→ Stated problem:
Images are not part of the copy; write out the rest of the data exactly as given.

►

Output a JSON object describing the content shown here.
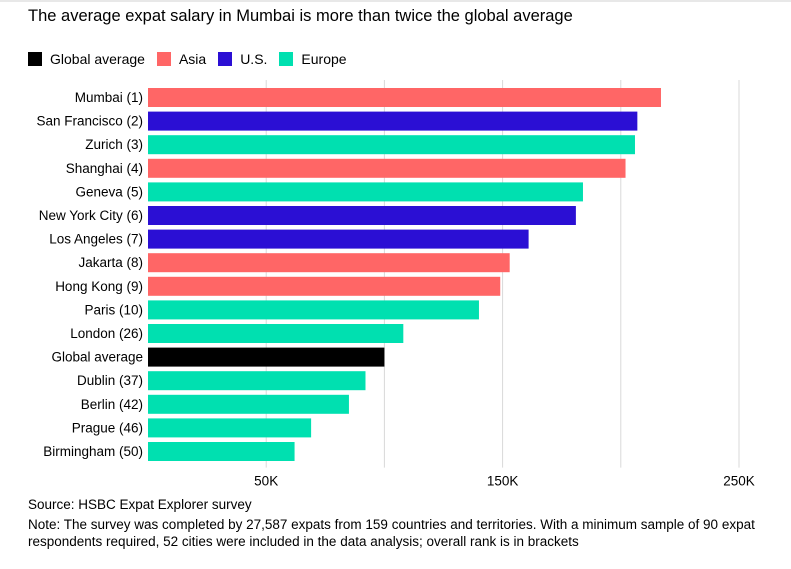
{
  "title": "The average expat salary in Mumbai is more than twice the global average",
  "legend": [
    {
      "label": "Global average",
      "color": "#000000"
    },
    {
      "label": "Asia",
      "color": "#ff6666"
    },
    {
      "label": "U.S.",
      "color": "#2b0fd4"
    },
    {
      "label": "Europe",
      "color": "#00e0b0"
    }
  ],
  "chart_data": {
    "type": "bar",
    "orientation": "horizontal",
    "categories": [
      "Mumbai (1)",
      "San Francisco (2)",
      "Zurich (3)",
      "Shanghai (4)",
      "Geneva (5)",
      "New York City (6)",
      "Los Angeles (7)",
      "Jakarta (8)",
      "Hong Kong (9)",
      "Paris (10)",
      "London (26)",
      "Global average",
      "Dublin (37)",
      "Berlin (42)",
      "Prague (46)",
      "Birmingham (50)"
    ],
    "values": [
      217000,
      207000,
      206000,
      202000,
      184000,
      181000,
      161000,
      153000,
      149000,
      140000,
      108000,
      100000,
      92000,
      85000,
      69000,
      62000
    ],
    "groups": [
      "Asia",
      "U.S.",
      "Europe",
      "Asia",
      "Europe",
      "U.S.",
      "U.S.",
      "Asia",
      "Asia",
      "Europe",
      "Europe",
      "Global average",
      "Europe",
      "Europe",
      "Europe",
      "Europe"
    ],
    "xlim": [
      0,
      250000
    ],
    "xticks": [
      50000,
      150000,
      250000
    ],
    "xtick_labels": [
      "50K",
      "150K",
      "250K"
    ],
    "gridlines": [
      50000,
      100000,
      150000,
      200000,
      250000
    ],
    "legend_position": "top-left"
  },
  "footer": {
    "source": "Source: HSBC Expat Explorer survey",
    "note": "Note: The survey was completed by 27,587 expats from 159 countries and territories. With a minimum sample of 90 expat respondents required, 52 cities were included in the data analysis; overall rank is in brackets"
  }
}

◄

→ Result:
Output a JSON object describing the content shown here.
{
  "title": "The average expat salary in Mumbai is more than twice the global average",
  "legend": [
    {
      "label": "Global average",
      "color": "#000000"
    },
    {
      "label": "Asia",
      "color": "#ff6666"
    },
    {
      "label": "U.S.",
      "color": "#2b0fd4"
    },
    {
      "label": "Europe",
      "color": "#00e0b0"
    }
  ],
  "chart_data": {
    "type": "bar",
    "orientation": "horizontal",
    "categories": [
      "Mumbai (1)",
      "San Francisco (2)",
      "Zurich (3)",
      "Shanghai (4)",
      "Geneva (5)",
      "New York City (6)",
      "Los Angeles (7)",
      "Jakarta (8)",
      "Hong Kong (9)",
      "Paris (10)",
      "London (26)",
      "Global average",
      "Dublin (37)",
      "Berlin (42)",
      "Prague (46)",
      "Birmingham (50)"
    ],
    "values": [
      217000,
      207000,
      206000,
      202000,
      184000,
      181000,
      161000,
      153000,
      149000,
      140000,
      108000,
      100000,
      92000,
      85000,
      69000,
      62000
    ],
    "groups": [
      "Asia",
      "U.S.",
      "Europe",
      "Asia",
      "Europe",
      "U.S.",
      "U.S.",
      "Asia",
      "Asia",
      "Europe",
      "Europe",
      "Global average",
      "Europe",
      "Europe",
      "Europe",
      "Europe"
    ],
    "xlim": [
      0,
      250000
    ],
    "xticks": [
      50000,
      150000,
      250000
    ],
    "xtick_labels": [
      "50K",
      "150K",
      "250K"
    ],
    "gridlines": [
      50000,
      100000,
      150000,
      200000,
      250000
    ],
    "legend_position": "top-left"
  },
  "footer": {
    "source": "Source: HSBC Expat Explorer survey",
    "note": "Note: The survey was completed by 27,587 expats from 159 countries and territories. With a minimum sample of 90 expat respondents required, 52 cities were included in the data analysis; overall rank is in brackets"
  }
}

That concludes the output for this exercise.